#### [What the task requires]
Return the records word for word. Any pictures in them are not part of the copy.

-- start of Dataset excerpts --

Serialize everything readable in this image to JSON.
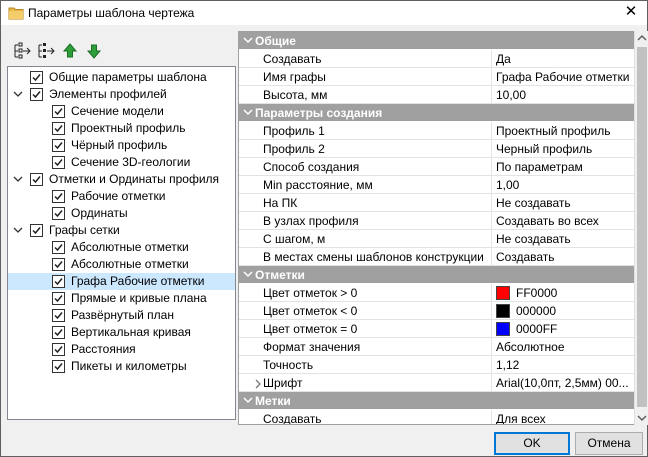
{
  "window": {
    "title": "Параметры шаблона чертежа",
    "close_glyph": "✕"
  },
  "toolbar": {
    "icons": [
      "expand-all-icon",
      "collapse-all-icon",
      "move-up-icon",
      "move-down-icon"
    ]
  },
  "tree": {
    "items": [
      {
        "label": "Общие параметры шаблона",
        "level": 0,
        "expandable": false,
        "checked": true,
        "selected": false
      },
      {
        "label": "Элементы профилей",
        "level": 0,
        "expandable": true,
        "checked": true,
        "selected": false
      },
      {
        "label": "Сечение модели",
        "level": 1,
        "expandable": false,
        "checked": true,
        "selected": false
      },
      {
        "label": "Проектный профиль",
        "level": 1,
        "expandable": false,
        "checked": true,
        "selected": false
      },
      {
        "label": "Чёрный профиль",
        "level": 1,
        "expandable": false,
        "checked": true,
        "selected": false
      },
      {
        "label": "Сечение 3D-геологии",
        "level": 1,
        "expandable": false,
        "checked": true,
        "selected": false
      },
      {
        "label": "Отметки и Ординаты профиля",
        "level": 0,
        "expandable": true,
        "checked": true,
        "selected": false
      },
      {
        "label": "Рабочие отметки",
        "level": 1,
        "expandable": false,
        "checked": true,
        "selected": false
      },
      {
        "label": "Ординаты",
        "level": 1,
        "expandable": false,
        "checked": true,
        "selected": false
      },
      {
        "label": "Графы сетки",
        "level": 0,
        "expandable": true,
        "checked": true,
        "selected": false
      },
      {
        "label": "Абсолютные отметки",
        "level": 1,
        "expandable": false,
        "checked": true,
        "selected": false
      },
      {
        "label": "Абсолютные отметки",
        "level": 1,
        "expandable": false,
        "checked": true,
        "selected": false
      },
      {
        "label": "Графа Рабочие отметки",
        "level": 1,
        "expandable": false,
        "checked": true,
        "selected": true
      },
      {
        "label": "Прямые и кривые плана",
        "level": 1,
        "expandable": false,
        "checked": true,
        "selected": false
      },
      {
        "label": "Развёрнутый план",
        "level": 1,
        "expandable": false,
        "checked": true,
        "selected": false
      },
      {
        "label": "Вертикальная кривая",
        "level": 1,
        "expandable": false,
        "checked": true,
        "selected": false
      },
      {
        "label": "Расстояния",
        "level": 1,
        "expandable": false,
        "checked": true,
        "selected": false
      },
      {
        "label": "Пикеты и километры",
        "level": 1,
        "expandable": false,
        "checked": true,
        "selected": false
      }
    ]
  },
  "grid": {
    "rows": [
      {
        "type": "category",
        "label": "Общие"
      },
      {
        "type": "prop",
        "name": "Создавать",
        "value": "Да"
      },
      {
        "type": "prop",
        "name": "Имя графы",
        "value": "Графа Рабочие отметки"
      },
      {
        "type": "prop",
        "name": "Высота, мм",
        "value": "10,00"
      },
      {
        "type": "category",
        "label": "Параметры создания"
      },
      {
        "type": "prop",
        "name": "Профиль 1",
        "value": "Проектный профиль"
      },
      {
        "type": "prop",
        "name": "Профиль 2",
        "value": "Черный профиль"
      },
      {
        "type": "prop",
        "name": "Способ создания",
        "value": "По параметрам"
      },
      {
        "type": "prop",
        "name": "Min расстояние, мм",
        "value": "1,00"
      },
      {
        "type": "prop",
        "name": "На ПК",
        "value": "Не создавать"
      },
      {
        "type": "prop",
        "name": "В узлах профиля",
        "value": "Создавать во всех"
      },
      {
        "type": "prop",
        "name": "С шагом, м",
        "value": "Не создавать"
      },
      {
        "type": "prop",
        "name": "В местах смены шаблонов конструкции",
        "value": "Создавать"
      },
      {
        "type": "category",
        "label": "Отметки"
      },
      {
        "type": "color",
        "name": "Цвет отметок > 0",
        "value": "FF0000",
        "color": "#ff0000"
      },
      {
        "type": "color",
        "name": "Цвет отметок < 0",
        "value": "000000",
        "color": "#000000"
      },
      {
        "type": "color",
        "name": "Цвет отметок = 0",
        "value": "0000FF",
        "color": "#0000ff"
      },
      {
        "type": "prop",
        "name": "Формат значения",
        "value": "Абсолютное"
      },
      {
        "type": "prop",
        "name": "Точность",
        "value": "1,12"
      },
      {
        "type": "expandable",
        "name": "Шрифт",
        "value": "Arial(10,0пт, 2,5мм) 00..."
      },
      {
        "type": "category",
        "label": "Метки"
      },
      {
        "type": "prop",
        "name": "Создавать",
        "value": "Для всех"
      }
    ]
  },
  "buttons": {
    "ok": "OK",
    "cancel": "Отмена"
  },
  "colors": {
    "selection": "#cce8ff",
    "category_bg": "#a0a0a0",
    "accent": "#0078d7"
  }
}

-- end of Dataset excerpts --

#### [Task solution]
Serialize everything readable in this image to JSON.
{
  "window": {
    "title": "Параметры шаблона чертежа",
    "close_glyph": "✕"
  },
  "toolbar": {
    "icons": [
      "expand-all-icon",
      "collapse-all-icon",
      "move-up-icon",
      "move-down-icon"
    ]
  },
  "tree": {
    "items": [
      {
        "label": "Общие параметры шаблона",
        "level": 0,
        "expandable": false,
        "checked": true,
        "selected": false
      },
      {
        "label": "Элементы профилей",
        "level": 0,
        "expandable": true,
        "checked": true,
        "selected": false
      },
      {
        "label": "Сечение модели",
        "level": 1,
        "expandable": false,
        "checked": true,
        "selected": false
      },
      {
        "label": "Проектный профиль",
        "level": 1,
        "expandable": false,
        "checked": true,
        "selected": false
      },
      {
        "label": "Чёрный профиль",
        "level": 1,
        "expandable": false,
        "checked": true,
        "selected": false
      },
      {
        "label": "Сечение 3D-геологии",
        "level": 1,
        "expandable": false,
        "checked": true,
        "selected": false
      },
      {
        "label": "Отметки и Ординаты профиля",
        "level": 0,
        "expandable": true,
        "checked": true,
        "selected": false
      },
      {
        "label": "Рабочие отметки",
        "level": 1,
        "expandable": false,
        "checked": true,
        "selected": false
      },
      {
        "label": "Ординаты",
        "level": 1,
        "expandable": false,
        "checked": true,
        "selected": false
      },
      {
        "label": "Графы сетки",
        "level": 0,
        "expandable": true,
        "checked": true,
        "selected": false
      },
      {
        "label": "Абсолютные отметки",
        "level": 1,
        "expandable": false,
        "checked": true,
        "selected": false
      },
      {
        "label": "Абсолютные отметки",
        "level": 1,
        "expandable": false,
        "checked": true,
        "selected": false
      },
      {
        "label": "Графа Рабочие отметки",
        "level": 1,
        "expandable": false,
        "checked": true,
        "selected": true
      },
      {
        "label": "Прямые и кривые плана",
        "level": 1,
        "expandable": false,
        "checked": true,
        "selected": false
      },
      {
        "label": "Развёрнутый план",
        "level": 1,
        "expandable": false,
        "checked": true,
        "selected": false
      },
      {
        "label": "Вертикальная кривая",
        "level": 1,
        "expandable": false,
        "checked": true,
        "selected": false
      },
      {
        "label": "Расстояния",
        "level": 1,
        "expandable": false,
        "checked": true,
        "selected": false
      },
      {
        "label": "Пикеты и километры",
        "level": 1,
        "expandable": false,
        "checked": true,
        "selected": false
      }
    ]
  },
  "grid": {
    "rows": [
      {
        "type": "category",
        "label": "Общие"
      },
      {
        "type": "prop",
        "name": "Создавать",
        "value": "Да"
      },
      {
        "type": "prop",
        "name": "Имя графы",
        "value": "Графа Рабочие отметки"
      },
      {
        "type": "prop",
        "name": "Высота, мм",
        "value": "10,00"
      },
      {
        "type": "category",
        "label": "Параметры создания"
      },
      {
        "type": "prop",
        "name": "Профиль 1",
        "value": "Проектный профиль"
      },
      {
        "type": "prop",
        "name": "Профиль 2",
        "value": "Черный профиль"
      },
      {
        "type": "prop",
        "name": "Способ создания",
        "value": "По параметрам"
      },
      {
        "type": "prop",
        "name": "Min расстояние, мм",
        "value": "1,00"
      },
      {
        "type": "prop",
        "name": "На ПК",
        "value": "Не создавать"
      },
      {
        "type": "prop",
        "name": "В узлах профиля",
        "value": "Создавать во всех"
      },
      {
        "type": "prop",
        "name": "С шагом, м",
        "value": "Не создавать"
      },
      {
        "type": "prop",
        "name": "В местах смены шаблонов конструкции",
        "value": "Создавать"
      },
      {
        "type": "category",
        "label": "Отметки"
      },
      {
        "type": "color",
        "name": "Цвет отметок > 0",
        "value": "FF0000",
        "color": "#ff0000"
      },
      {
        "type": "color",
        "name": "Цвет отметок < 0",
        "value": "000000",
        "color": "#000000"
      },
      {
        "type": "color",
        "name": "Цвет отметок = 0",
        "value": "0000FF",
        "color": "#0000ff"
      },
      {
        "type": "prop",
        "name": "Формат значения",
        "value": "Абсолютное"
      },
      {
        "type": "prop",
        "name": "Точность",
        "value": "1,12"
      },
      {
        "type": "expandable",
        "name": "Шрифт",
        "value": "Arial(10,0пт, 2,5мм) 00..."
      },
      {
        "type": "category",
        "label": "Метки"
      },
      {
        "type": "prop",
        "name": "Создавать",
        "value": "Для всех"
      }
    ]
  },
  "buttons": {
    "ok": "OK",
    "cancel": "Отмена"
  },
  "colors": {
    "selection": "#cce8ff",
    "category_bg": "#a0a0a0",
    "accent": "#0078d7"
  }
}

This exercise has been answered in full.